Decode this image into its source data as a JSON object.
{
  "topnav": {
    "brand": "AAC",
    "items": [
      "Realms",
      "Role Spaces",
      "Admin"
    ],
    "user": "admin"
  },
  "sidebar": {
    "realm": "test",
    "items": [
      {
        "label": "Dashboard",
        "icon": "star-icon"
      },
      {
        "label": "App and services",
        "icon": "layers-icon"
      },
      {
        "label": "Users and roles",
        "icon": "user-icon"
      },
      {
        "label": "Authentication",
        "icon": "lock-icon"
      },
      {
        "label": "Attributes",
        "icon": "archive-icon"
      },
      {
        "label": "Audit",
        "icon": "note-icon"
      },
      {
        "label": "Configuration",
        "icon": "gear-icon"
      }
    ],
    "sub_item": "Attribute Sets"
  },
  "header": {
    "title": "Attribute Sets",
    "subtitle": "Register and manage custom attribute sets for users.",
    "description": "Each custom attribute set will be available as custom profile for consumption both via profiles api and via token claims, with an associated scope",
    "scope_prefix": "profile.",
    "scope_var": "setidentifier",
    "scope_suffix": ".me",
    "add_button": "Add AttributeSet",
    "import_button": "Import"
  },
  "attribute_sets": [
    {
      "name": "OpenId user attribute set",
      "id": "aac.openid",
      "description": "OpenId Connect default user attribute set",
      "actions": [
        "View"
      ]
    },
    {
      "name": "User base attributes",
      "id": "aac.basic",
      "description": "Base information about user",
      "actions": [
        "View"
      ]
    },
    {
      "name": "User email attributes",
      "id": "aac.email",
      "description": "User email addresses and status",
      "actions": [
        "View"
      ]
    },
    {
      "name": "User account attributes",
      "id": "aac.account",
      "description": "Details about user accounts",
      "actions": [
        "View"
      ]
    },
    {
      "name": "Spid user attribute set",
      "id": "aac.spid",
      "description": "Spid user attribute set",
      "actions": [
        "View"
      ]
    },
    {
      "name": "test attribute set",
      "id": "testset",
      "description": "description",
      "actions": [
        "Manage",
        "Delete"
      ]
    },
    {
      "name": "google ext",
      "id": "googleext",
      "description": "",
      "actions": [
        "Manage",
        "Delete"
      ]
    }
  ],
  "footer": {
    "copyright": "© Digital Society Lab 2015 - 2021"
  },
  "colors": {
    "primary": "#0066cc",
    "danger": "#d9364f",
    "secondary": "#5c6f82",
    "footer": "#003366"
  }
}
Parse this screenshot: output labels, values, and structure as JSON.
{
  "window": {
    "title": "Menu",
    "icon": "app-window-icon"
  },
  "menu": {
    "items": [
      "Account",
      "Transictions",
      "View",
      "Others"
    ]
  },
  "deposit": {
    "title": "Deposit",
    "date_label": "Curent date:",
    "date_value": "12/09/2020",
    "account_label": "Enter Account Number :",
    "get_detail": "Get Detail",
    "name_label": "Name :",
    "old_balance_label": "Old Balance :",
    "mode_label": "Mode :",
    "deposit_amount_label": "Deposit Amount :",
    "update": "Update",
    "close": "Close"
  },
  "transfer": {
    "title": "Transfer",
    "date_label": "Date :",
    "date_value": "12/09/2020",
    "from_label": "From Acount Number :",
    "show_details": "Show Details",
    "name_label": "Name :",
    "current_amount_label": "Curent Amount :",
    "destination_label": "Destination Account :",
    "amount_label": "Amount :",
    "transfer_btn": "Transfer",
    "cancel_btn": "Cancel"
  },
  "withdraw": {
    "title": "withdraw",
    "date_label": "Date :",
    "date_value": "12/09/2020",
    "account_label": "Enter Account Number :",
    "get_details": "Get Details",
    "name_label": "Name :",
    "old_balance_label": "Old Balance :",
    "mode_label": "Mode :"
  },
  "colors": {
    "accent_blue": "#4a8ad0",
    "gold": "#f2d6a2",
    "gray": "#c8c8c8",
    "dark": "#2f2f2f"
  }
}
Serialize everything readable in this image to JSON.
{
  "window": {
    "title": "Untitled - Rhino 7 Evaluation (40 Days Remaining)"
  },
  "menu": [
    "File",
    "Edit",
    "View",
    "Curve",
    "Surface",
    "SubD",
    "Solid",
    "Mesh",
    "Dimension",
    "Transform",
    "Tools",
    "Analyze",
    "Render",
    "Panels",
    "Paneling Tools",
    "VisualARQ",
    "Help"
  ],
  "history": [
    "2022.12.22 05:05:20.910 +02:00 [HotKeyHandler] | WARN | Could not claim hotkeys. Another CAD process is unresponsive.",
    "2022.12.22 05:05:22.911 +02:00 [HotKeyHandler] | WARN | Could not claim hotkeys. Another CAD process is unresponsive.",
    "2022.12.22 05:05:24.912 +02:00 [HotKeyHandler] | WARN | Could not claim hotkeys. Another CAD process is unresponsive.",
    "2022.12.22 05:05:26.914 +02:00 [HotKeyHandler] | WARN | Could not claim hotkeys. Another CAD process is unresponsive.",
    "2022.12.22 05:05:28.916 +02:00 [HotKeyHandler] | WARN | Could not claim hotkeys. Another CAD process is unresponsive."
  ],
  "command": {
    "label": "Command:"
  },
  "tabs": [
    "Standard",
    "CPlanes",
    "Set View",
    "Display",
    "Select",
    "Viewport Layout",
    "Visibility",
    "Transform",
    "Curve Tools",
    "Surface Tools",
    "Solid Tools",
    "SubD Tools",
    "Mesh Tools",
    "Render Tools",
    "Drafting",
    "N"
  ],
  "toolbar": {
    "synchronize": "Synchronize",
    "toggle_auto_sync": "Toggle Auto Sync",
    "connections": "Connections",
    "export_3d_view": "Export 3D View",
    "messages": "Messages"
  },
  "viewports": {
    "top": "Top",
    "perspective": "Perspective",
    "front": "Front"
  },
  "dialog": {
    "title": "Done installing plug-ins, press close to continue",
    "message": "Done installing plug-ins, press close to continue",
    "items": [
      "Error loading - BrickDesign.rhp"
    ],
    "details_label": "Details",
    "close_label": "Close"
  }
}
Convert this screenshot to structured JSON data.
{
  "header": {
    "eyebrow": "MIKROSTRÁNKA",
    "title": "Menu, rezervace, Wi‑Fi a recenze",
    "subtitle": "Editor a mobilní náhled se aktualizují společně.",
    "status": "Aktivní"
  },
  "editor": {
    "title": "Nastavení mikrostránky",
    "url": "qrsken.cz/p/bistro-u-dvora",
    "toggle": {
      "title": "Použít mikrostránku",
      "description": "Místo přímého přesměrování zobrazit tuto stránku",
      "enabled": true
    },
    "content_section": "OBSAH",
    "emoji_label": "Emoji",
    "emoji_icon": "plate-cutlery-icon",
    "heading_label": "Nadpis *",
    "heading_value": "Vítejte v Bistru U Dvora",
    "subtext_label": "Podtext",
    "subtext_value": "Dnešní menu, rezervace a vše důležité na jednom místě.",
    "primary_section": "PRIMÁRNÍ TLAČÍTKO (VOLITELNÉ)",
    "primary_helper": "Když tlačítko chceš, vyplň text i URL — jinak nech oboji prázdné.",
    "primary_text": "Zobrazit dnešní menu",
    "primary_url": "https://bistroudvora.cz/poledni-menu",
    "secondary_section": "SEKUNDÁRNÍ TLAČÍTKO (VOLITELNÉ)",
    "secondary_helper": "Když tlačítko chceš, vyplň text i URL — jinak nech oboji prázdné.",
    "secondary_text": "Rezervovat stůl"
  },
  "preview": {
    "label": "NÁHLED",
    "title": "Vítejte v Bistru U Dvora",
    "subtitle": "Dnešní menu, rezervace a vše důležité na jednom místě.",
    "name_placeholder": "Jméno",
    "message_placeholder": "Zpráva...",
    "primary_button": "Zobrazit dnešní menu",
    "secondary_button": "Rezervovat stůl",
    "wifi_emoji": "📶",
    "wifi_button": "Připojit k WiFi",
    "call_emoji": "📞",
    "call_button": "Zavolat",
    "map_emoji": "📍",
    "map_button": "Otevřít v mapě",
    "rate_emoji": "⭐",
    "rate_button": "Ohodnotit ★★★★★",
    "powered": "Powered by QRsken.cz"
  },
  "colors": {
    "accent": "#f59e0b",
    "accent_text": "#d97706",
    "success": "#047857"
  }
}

....

» **INSTRUCTIONS TO FOLLOW**
A number is the only answer here: how many lines of the material above contain "HotKeyHandler"?

» **EXERCISE SOLUTION**
5